*** Supplied material
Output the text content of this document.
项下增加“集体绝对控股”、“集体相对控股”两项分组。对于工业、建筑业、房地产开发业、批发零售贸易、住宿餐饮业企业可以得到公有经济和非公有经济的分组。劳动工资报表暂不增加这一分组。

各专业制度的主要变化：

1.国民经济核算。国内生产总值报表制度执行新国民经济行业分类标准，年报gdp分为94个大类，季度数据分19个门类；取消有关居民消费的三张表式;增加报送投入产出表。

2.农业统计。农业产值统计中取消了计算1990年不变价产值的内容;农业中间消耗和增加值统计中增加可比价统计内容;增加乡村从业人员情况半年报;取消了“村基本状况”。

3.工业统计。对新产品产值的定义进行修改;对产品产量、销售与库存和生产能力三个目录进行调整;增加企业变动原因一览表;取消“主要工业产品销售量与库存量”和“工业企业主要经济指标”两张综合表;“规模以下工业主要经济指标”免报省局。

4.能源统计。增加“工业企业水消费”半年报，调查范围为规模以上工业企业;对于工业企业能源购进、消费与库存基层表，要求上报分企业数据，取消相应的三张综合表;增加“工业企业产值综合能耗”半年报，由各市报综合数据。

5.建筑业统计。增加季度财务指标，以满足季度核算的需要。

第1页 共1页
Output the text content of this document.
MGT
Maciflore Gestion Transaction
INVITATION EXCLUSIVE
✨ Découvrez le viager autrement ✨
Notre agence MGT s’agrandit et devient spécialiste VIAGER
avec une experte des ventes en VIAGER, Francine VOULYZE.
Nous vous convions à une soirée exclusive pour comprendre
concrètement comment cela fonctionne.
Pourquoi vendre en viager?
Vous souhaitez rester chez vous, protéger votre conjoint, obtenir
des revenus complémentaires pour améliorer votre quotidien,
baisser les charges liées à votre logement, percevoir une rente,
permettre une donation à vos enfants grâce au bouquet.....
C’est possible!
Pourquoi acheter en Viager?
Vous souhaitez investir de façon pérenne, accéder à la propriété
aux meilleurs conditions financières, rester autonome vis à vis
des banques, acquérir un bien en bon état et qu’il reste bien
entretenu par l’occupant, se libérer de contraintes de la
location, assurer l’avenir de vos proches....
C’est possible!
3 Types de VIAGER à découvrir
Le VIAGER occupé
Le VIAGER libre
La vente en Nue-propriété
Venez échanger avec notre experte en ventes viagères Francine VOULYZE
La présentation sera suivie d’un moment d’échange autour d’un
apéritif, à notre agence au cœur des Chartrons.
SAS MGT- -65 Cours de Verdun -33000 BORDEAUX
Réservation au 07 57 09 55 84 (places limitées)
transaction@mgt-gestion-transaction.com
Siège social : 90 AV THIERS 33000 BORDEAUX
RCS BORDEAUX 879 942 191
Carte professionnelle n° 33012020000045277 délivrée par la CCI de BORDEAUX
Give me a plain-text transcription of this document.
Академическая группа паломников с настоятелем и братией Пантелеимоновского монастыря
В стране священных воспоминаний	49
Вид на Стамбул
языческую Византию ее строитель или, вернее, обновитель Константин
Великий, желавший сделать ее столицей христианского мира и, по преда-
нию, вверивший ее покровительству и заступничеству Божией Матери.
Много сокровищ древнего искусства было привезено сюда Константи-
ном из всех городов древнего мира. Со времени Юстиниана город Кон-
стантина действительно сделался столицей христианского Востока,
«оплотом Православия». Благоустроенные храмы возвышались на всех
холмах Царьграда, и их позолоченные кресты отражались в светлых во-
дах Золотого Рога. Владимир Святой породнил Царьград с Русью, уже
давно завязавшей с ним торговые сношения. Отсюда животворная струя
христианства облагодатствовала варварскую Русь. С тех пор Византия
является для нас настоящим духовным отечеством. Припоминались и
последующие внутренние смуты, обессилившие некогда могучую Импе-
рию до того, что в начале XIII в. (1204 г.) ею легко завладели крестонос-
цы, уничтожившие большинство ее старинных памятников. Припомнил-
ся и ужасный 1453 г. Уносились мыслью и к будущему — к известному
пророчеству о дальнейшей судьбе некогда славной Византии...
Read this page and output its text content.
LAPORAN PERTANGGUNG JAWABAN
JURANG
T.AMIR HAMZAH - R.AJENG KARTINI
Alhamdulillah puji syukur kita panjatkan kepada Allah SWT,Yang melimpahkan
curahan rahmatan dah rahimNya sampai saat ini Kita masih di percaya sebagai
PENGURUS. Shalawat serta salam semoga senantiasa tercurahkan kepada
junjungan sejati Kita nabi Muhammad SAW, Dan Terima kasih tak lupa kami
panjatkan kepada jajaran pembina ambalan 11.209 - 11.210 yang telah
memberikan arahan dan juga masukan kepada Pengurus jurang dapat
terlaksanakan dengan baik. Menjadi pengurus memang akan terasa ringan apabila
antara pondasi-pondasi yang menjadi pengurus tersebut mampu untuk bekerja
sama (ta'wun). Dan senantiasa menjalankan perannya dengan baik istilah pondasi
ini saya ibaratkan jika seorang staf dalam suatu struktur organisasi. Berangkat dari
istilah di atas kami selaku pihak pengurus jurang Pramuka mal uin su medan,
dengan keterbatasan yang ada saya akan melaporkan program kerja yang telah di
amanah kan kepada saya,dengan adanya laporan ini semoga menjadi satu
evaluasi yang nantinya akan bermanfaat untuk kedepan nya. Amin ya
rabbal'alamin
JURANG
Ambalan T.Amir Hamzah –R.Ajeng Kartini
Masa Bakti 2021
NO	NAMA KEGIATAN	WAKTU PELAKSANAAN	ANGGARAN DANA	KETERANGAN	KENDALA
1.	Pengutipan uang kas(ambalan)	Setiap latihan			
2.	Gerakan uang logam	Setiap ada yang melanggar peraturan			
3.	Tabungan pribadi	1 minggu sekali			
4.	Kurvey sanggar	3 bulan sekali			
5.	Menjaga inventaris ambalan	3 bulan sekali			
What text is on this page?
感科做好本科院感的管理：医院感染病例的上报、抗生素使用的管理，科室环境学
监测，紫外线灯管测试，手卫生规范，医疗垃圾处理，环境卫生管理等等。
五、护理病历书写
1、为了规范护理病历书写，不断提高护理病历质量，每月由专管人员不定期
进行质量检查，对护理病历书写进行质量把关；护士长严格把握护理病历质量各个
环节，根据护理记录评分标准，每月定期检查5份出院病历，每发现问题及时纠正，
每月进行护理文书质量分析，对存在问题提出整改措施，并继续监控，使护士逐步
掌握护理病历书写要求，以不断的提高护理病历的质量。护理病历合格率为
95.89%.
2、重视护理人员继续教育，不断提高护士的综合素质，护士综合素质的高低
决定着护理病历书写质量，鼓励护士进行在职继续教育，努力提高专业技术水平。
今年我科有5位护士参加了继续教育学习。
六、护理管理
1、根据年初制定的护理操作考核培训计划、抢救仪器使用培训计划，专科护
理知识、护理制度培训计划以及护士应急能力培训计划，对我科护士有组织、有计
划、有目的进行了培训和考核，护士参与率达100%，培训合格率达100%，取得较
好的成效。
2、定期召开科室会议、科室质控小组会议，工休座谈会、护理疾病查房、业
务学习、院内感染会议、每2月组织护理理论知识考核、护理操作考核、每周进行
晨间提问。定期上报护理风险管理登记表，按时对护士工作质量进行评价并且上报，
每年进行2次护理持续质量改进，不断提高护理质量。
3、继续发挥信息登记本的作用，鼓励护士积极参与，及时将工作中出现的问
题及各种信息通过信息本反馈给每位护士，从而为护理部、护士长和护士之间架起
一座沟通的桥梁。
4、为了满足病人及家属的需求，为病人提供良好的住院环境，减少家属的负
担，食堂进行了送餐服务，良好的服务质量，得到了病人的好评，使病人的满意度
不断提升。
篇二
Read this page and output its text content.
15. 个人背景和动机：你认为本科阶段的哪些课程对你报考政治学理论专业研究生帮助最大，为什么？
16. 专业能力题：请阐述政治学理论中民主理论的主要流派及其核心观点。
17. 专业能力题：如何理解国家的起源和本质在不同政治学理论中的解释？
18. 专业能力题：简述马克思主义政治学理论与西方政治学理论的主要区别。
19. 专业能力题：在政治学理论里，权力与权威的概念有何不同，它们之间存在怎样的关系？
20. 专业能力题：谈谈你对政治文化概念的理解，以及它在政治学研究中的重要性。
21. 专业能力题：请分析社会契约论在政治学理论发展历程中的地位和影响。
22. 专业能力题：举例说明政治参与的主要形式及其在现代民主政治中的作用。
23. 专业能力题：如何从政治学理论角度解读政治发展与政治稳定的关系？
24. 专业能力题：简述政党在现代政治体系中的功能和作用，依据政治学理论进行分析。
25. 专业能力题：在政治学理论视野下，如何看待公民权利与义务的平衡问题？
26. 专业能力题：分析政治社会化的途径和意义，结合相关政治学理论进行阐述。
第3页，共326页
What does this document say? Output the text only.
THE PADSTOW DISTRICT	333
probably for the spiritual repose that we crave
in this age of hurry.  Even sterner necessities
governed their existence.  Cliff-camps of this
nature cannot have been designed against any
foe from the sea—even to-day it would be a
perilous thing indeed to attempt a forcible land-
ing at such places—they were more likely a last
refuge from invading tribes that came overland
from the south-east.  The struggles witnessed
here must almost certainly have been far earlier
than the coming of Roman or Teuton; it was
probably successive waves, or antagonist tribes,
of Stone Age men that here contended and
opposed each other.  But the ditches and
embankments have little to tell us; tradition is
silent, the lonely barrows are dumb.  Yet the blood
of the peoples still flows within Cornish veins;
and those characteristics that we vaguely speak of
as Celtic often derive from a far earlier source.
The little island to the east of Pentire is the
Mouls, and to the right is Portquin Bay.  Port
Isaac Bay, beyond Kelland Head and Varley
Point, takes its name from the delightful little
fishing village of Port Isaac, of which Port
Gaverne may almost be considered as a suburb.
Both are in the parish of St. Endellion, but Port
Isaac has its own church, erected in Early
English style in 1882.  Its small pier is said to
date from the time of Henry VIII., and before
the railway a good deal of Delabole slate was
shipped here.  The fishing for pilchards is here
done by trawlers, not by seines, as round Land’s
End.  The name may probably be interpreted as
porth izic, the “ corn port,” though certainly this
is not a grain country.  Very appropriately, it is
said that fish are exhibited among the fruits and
******
▶ [Problem to work on] Extract every line containing the string "telah" from the data above.

▶ [Reply]
panjatkan kepada jajaran pembina ambalan 11.209 - 11.210 yang telah
dengan keterbatasan yang ada saya akan melaporkan program kerja yang telah di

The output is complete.